### [THE TASK]
Please reproduce every line of the items below word for word, leaving out the pictures.

>> START RECORD EXTRACTS

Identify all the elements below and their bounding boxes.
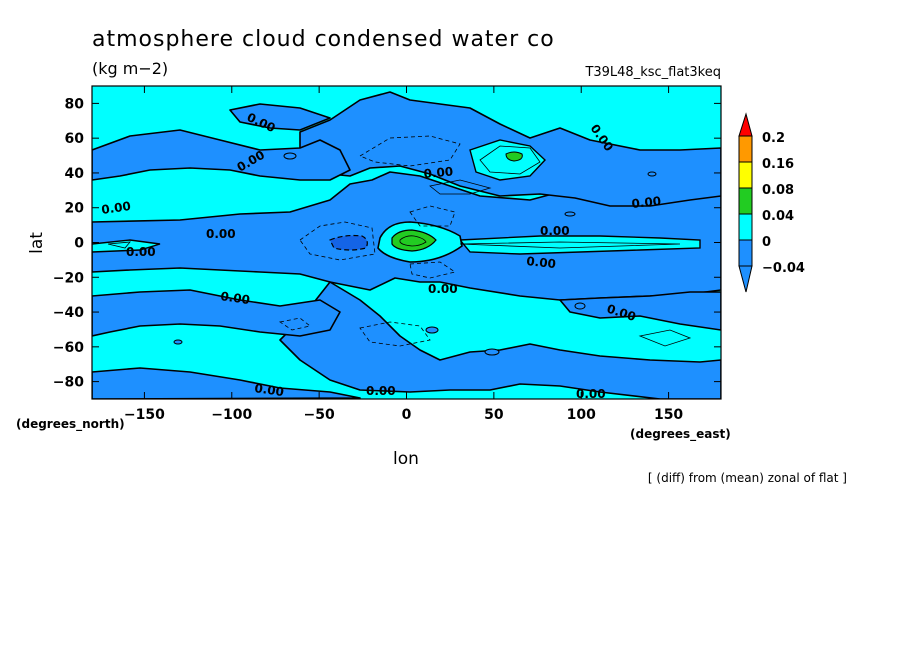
y-tick-label: −80 bbox=[53, 375, 84, 391]
colorbar-segment bbox=[738, 161, 753, 189]
colorbar-label: 0.16 bbox=[762, 157, 794, 172]
x-units-label: (degrees_east) bbox=[630, 427, 731, 442]
dashed-contour bbox=[409, 205, 456, 227]
x-tick-label: 100 bbox=[567, 407, 596, 423]
x-tick-label: 150 bbox=[654, 407, 683, 423]
x-axis-ticks: −150 −100 −50 0 50 100 150 bbox=[124, 86, 683, 423]
north-green-patch bbox=[505, 151, 523, 162]
chart-title: atmosphere cloud condensed water co bbox=[92, 27, 555, 52]
contour-label: 0.00 bbox=[576, 387, 606, 401]
contour-label: 0.00 bbox=[540, 224, 570, 238]
dark-blue-patch bbox=[329, 234, 368, 251]
colorbar-label: 0.2 bbox=[762, 131, 785, 146]
footnote: [ (diff) from (mean) zonal of flat ] bbox=[648, 471, 847, 485]
contour-labels: 0.00 0.00 0.00 0.00 0.00 0.00 0.00 0.00 … bbox=[100, 110, 662, 401]
southwest-negative-band bbox=[92, 289, 341, 337]
y-tick-label: 80 bbox=[65, 96, 85, 112]
contour-label: 0.00 bbox=[100, 199, 131, 217]
y-axis-label: lat bbox=[27, 232, 47, 254]
colorbar-label: 0.04 bbox=[762, 209, 794, 224]
island bbox=[564, 211, 576, 217]
colorbar-labels: 0.2 0.16 0.08 0.04 0 −0.04 bbox=[762, 131, 805, 276]
x-tick-label: 0 bbox=[402, 407, 412, 423]
y-units-label: (degrees_north) bbox=[16, 417, 125, 432]
colorbar-label: 0.08 bbox=[762, 183, 794, 198]
north-positive-core bbox=[505, 151, 523, 162]
island bbox=[425, 326, 439, 334]
contour-label: 0.00 bbox=[526, 254, 557, 271]
dashed-contour bbox=[278, 317, 311, 331]
dashed-contour bbox=[359, 321, 431, 347]
colorbar-label: 0 bbox=[762, 235, 771, 250]
contour-label: 0.00 bbox=[206, 227, 236, 241]
contour-label: 0.00 bbox=[366, 384, 396, 398]
colorbar bbox=[738, 112, 753, 293]
thin-contours bbox=[107, 145, 692, 347]
y-tick-label: 0 bbox=[74, 236, 84, 252]
dashed-contours bbox=[278, 135, 461, 347]
equatorial-negative-core bbox=[329, 234, 368, 251]
east-equatorial-cyan-strip bbox=[458, 235, 701, 255]
contour-label: 0.00 bbox=[428, 282, 458, 296]
colorbar-over-arrow bbox=[738, 112, 753, 137]
colorbar-segment bbox=[738, 239, 753, 267]
thin-contour bbox=[107, 241, 131, 249]
northern-negative-band bbox=[92, 129, 351, 181]
island bbox=[574, 302, 586, 310]
plot-area: 0.00 0.00 0.00 0.00 0.00 0.00 0.00 0.00 … bbox=[92, 86, 721, 401]
thin-contour bbox=[479, 145, 541, 175]
thin-contour bbox=[429, 179, 492, 195]
y-tick-label: −40 bbox=[53, 305, 84, 321]
west-equatorial-cyan-wedge bbox=[92, 239, 161, 253]
dashed-contour bbox=[409, 261, 456, 279]
contour-label: 0.00 bbox=[423, 164, 454, 181]
colorbar-label: −0.04 bbox=[762, 261, 805, 276]
small-islands bbox=[173, 152, 657, 356]
core-green bbox=[391, 229, 437, 252]
north-polar-negative bbox=[229, 103, 331, 131]
colorbar-segment bbox=[738, 187, 753, 215]
southeast-negative-band bbox=[559, 291, 721, 331]
thin-contour bbox=[459, 241, 681, 249]
run-label: T39L48_ksc_flat3keq bbox=[584, 65, 721, 80]
equatorial-positive-core bbox=[377, 221, 463, 263]
x-axis-label: lon bbox=[393, 449, 419, 469]
x-tick-label: −150 bbox=[124, 407, 165, 423]
y-tick-label: 40 bbox=[65, 166, 85, 182]
island bbox=[484, 348, 500, 356]
chart-units: (kg m−2) bbox=[92, 59, 168, 78]
colorbar-segment bbox=[738, 213, 753, 241]
y-tick-label: −60 bbox=[53, 340, 84, 356]
thin-contour bbox=[638, 329, 692, 347]
island bbox=[283, 152, 297, 160]
colorbar-segment bbox=[738, 135, 753, 163]
dashed-contour bbox=[359, 135, 461, 167]
colorbar-under-arrow bbox=[738, 265, 753, 293]
y-tick-label: 60 bbox=[65, 131, 85, 147]
contour-label: 0.00 bbox=[631, 194, 662, 211]
island bbox=[647, 171, 657, 177]
x-tick-label: 50 bbox=[484, 407, 504, 423]
y-tick-label: 20 bbox=[65, 201, 85, 217]
y-tick-label: −20 bbox=[53, 270, 84, 286]
x-tick-label: −100 bbox=[211, 407, 252, 423]
contour-label: 0.00 bbox=[126, 245, 156, 259]
y-axis-ticks: 80 60 40 20 0 −20 −40 −60 −80 bbox=[53, 96, 721, 391]
contour-label: 0.00 bbox=[254, 381, 285, 399]
x-tick-label: −50 bbox=[304, 407, 335, 423]
south-central-negative bbox=[279, 281, 721, 399]
contour-label: 0.00 bbox=[220, 289, 251, 307]
core-inner bbox=[399, 235, 427, 247]
dashed-contour bbox=[299, 221, 376, 261]
island bbox=[173, 339, 183, 345]
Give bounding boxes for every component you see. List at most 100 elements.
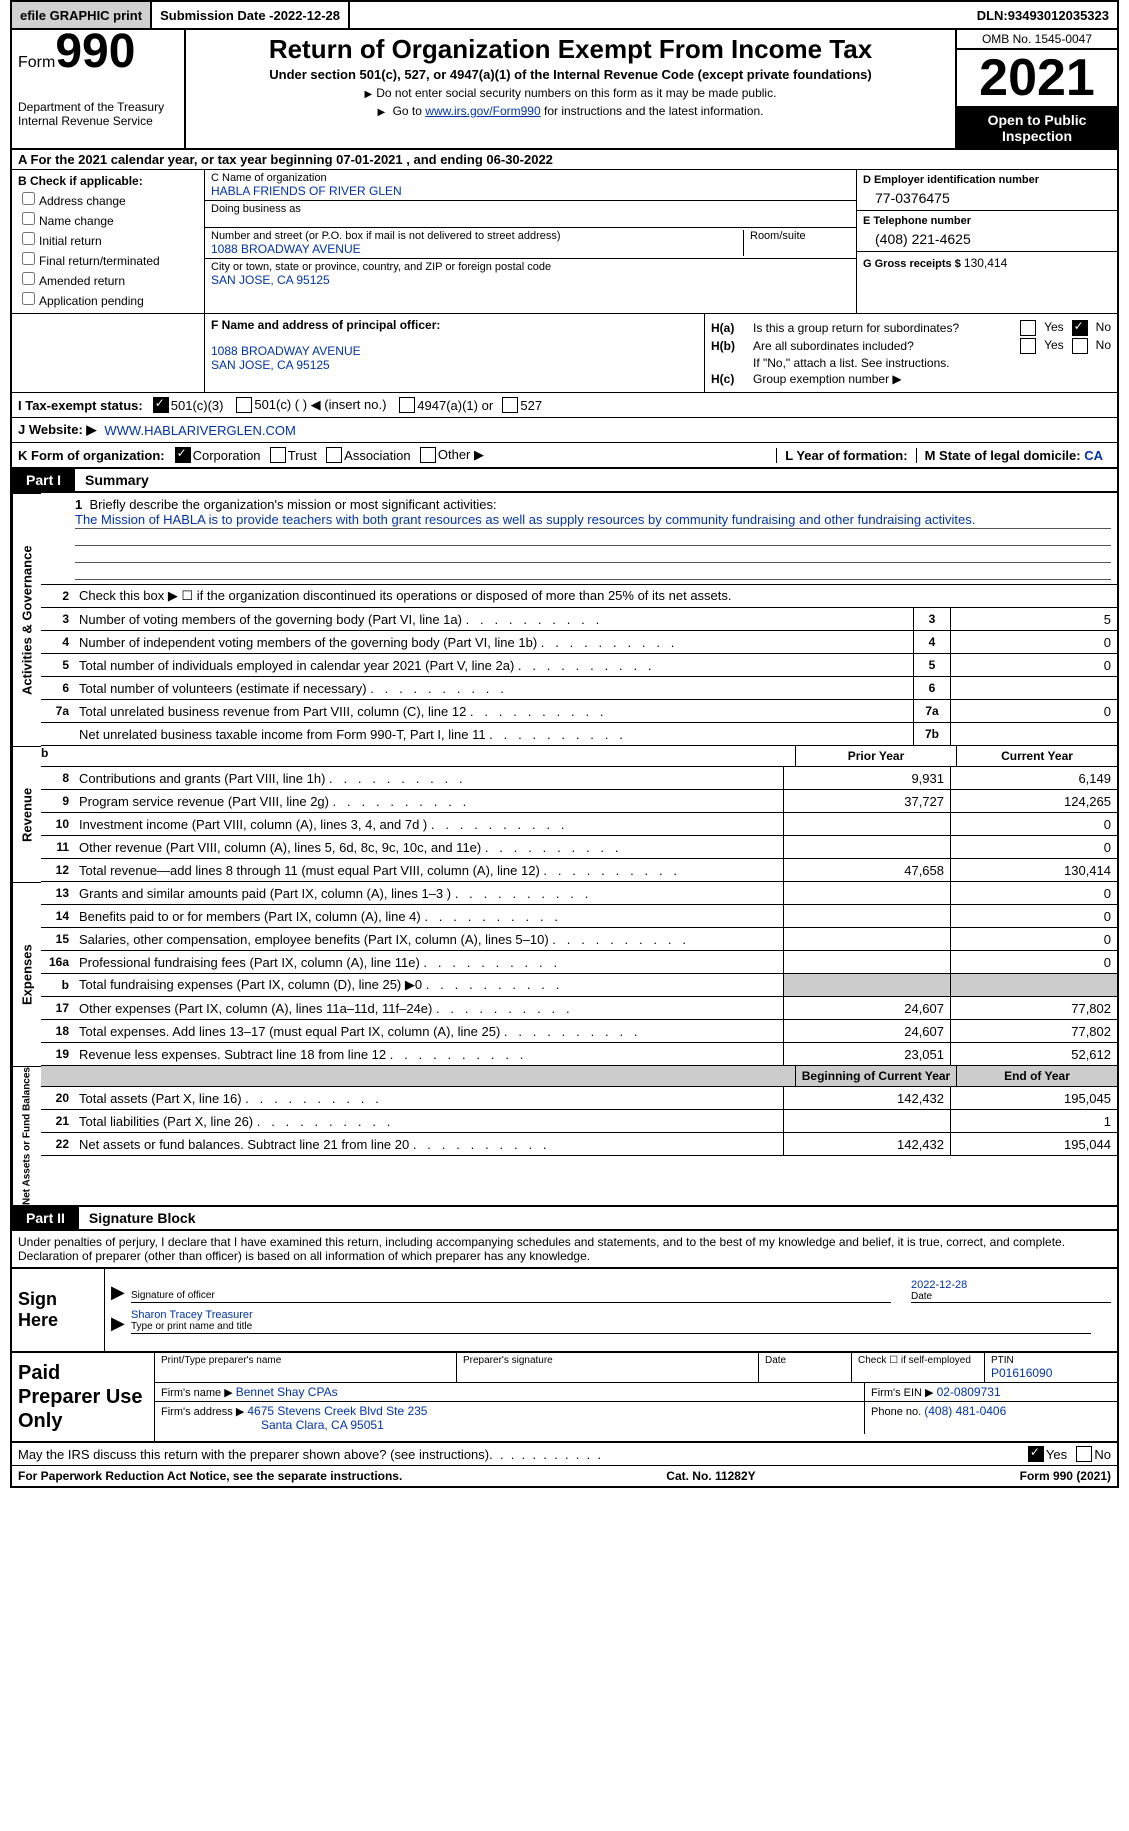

>> END RECORD EXTRACTS

### [THE OUTPUT]
Identify all the elements below and their bounding boxes.
y-tick-label: −80 bbox=[53, 375, 84, 391]
colorbar-segment bbox=[738, 161, 753, 189]
colorbar-label: 0.16 bbox=[762, 157, 794, 172]
x-units-label: (degrees_east) bbox=[630, 427, 731, 442]
dashed-contour bbox=[409, 205, 456, 227]
x-tick-label: 100 bbox=[567, 407, 596, 423]
x-tick-label: 150 bbox=[654, 407, 683, 423]
x-axis-ticks: −150 −100 −50 0 50 100 150 bbox=[124, 86, 683, 423]
north-green-patch bbox=[505, 151, 523, 162]
chart-title: atmosphere cloud condensed water co bbox=[92, 27, 555, 52]
contour-label: 0.00 bbox=[576, 387, 606, 401]
contour-label: 0.00 bbox=[540, 224, 570, 238]
dark-blue-patch bbox=[329, 234, 368, 251]
colorbar-label: 0.2 bbox=[762, 131, 785, 146]
footnote: [ (diff) from (mean) zonal of flat ] bbox=[648, 471, 847, 485]
contour-labels: 0.00 0.00 0.00 0.00 0.00 0.00 0.00 0.00 … bbox=[100, 110, 662, 401]
southwest-negative-band bbox=[92, 289, 341, 337]
y-tick-label: 80 bbox=[65, 96, 85, 112]
contour-label: 0.00 bbox=[100, 199, 131, 217]
y-axis-label: lat bbox=[27, 232, 47, 254]
colorbar-label: 0.04 bbox=[762, 209, 794, 224]
island bbox=[564, 211, 576, 217]
colorbar-labels: 0.2 0.16 0.08 0.04 0 −0.04 bbox=[762, 131, 805, 276]
x-tick-label: 0 bbox=[402, 407, 412, 423]
y-units-label: (degrees_north) bbox=[16, 417, 125, 432]
colorbar-label: 0.08 bbox=[762, 183, 794, 198]
north-positive-core bbox=[505, 151, 523, 162]
island bbox=[425, 326, 439, 334]
contour-label: 0.00 bbox=[526, 254, 557, 271]
dashed-contour bbox=[278, 317, 311, 331]
dashed-contour bbox=[359, 321, 431, 347]
colorbar-label: 0 bbox=[762, 235, 771, 250]
contour-label: 0.00 bbox=[206, 227, 236, 241]
contour-label: 0.00 bbox=[366, 384, 396, 398]
colorbar bbox=[738, 112, 753, 293]
thin-contours bbox=[107, 145, 692, 347]
y-tick-label: 0 bbox=[74, 236, 84, 252]
dashed-contours bbox=[278, 135, 461, 347]
equatorial-negative-core bbox=[329, 234, 368, 251]
east-equatorial-cyan-strip bbox=[458, 235, 701, 255]
contour-label: 0.00 bbox=[428, 282, 458, 296]
colorbar-over-arrow bbox=[738, 112, 753, 137]
colorbar-segment bbox=[738, 239, 753, 267]
thin-contour bbox=[107, 241, 131, 249]
northern-negative-band bbox=[92, 129, 351, 181]
island bbox=[574, 302, 586, 310]
plot-area: 0.00 0.00 0.00 0.00 0.00 0.00 0.00 0.00 … bbox=[92, 86, 721, 401]
thin-contour bbox=[479, 145, 541, 175]
thin-contour bbox=[429, 179, 492, 195]
y-tick-label: −40 bbox=[53, 305, 84, 321]
west-equatorial-cyan-wedge bbox=[92, 239, 161, 253]
dashed-contour bbox=[409, 261, 456, 279]
contour-label: 0.00 bbox=[423, 164, 454, 181]
colorbar-label: −0.04 bbox=[762, 261, 805, 276]
small-islands bbox=[173, 152, 657, 356]
core-green bbox=[391, 229, 437, 252]
north-polar-negative bbox=[229, 103, 331, 131]
colorbar-segment bbox=[738, 187, 753, 215]
southeast-negative-band bbox=[559, 291, 721, 331]
thin-contour bbox=[459, 241, 681, 249]
run-label: T39L48_ksc_flat3keq bbox=[584, 65, 721, 80]
equatorial-positive-core bbox=[377, 221, 463, 263]
x-axis-label: lon bbox=[393, 449, 419, 469]
x-tick-label: −150 bbox=[124, 407, 165, 423]
y-tick-label: 40 bbox=[65, 166, 85, 182]
island bbox=[484, 348, 500, 356]
chart-units: (kg m−2) bbox=[92, 59, 168, 78]
colorbar-segment bbox=[738, 213, 753, 241]
y-tick-label: −60 bbox=[53, 340, 84, 356]
thin-contour bbox=[638, 329, 692, 347]
island bbox=[283, 152, 297, 160]
colorbar-segment bbox=[738, 135, 753, 163]
dashed-contour bbox=[359, 135, 461, 167]
colorbar-under-arrow bbox=[738, 265, 753, 293]
y-tick-label: 60 bbox=[65, 131, 85, 147]
contour-label: 0.00 bbox=[631, 194, 662, 211]
island bbox=[647, 171, 657, 177]
x-tick-label: 50 bbox=[484, 407, 504, 423]
y-tick-label: 20 bbox=[65, 201, 85, 217]
y-tick-label: −20 bbox=[53, 270, 84, 286]
x-tick-label: −100 bbox=[211, 407, 252, 423]
contour-label: 0.00 bbox=[126, 245, 156, 259]
y-axis-ticks: 80 60 40 20 0 −20 −40 −60 −80 bbox=[53, 96, 721, 391]
contour-label: 0.00 bbox=[254, 381, 285, 399]
x-tick-label: −50 bbox=[304, 407, 335, 423]
south-central-negative bbox=[279, 281, 721, 399]
contour-label: 0.00 bbox=[220, 289, 251, 307]
core-inner bbox=[399, 235, 427, 247]
dashed-contour bbox=[299, 221, 376, 261]
island bbox=[173, 339, 183, 345]
Give bounding boxes for every component you see. List at most 100 elements.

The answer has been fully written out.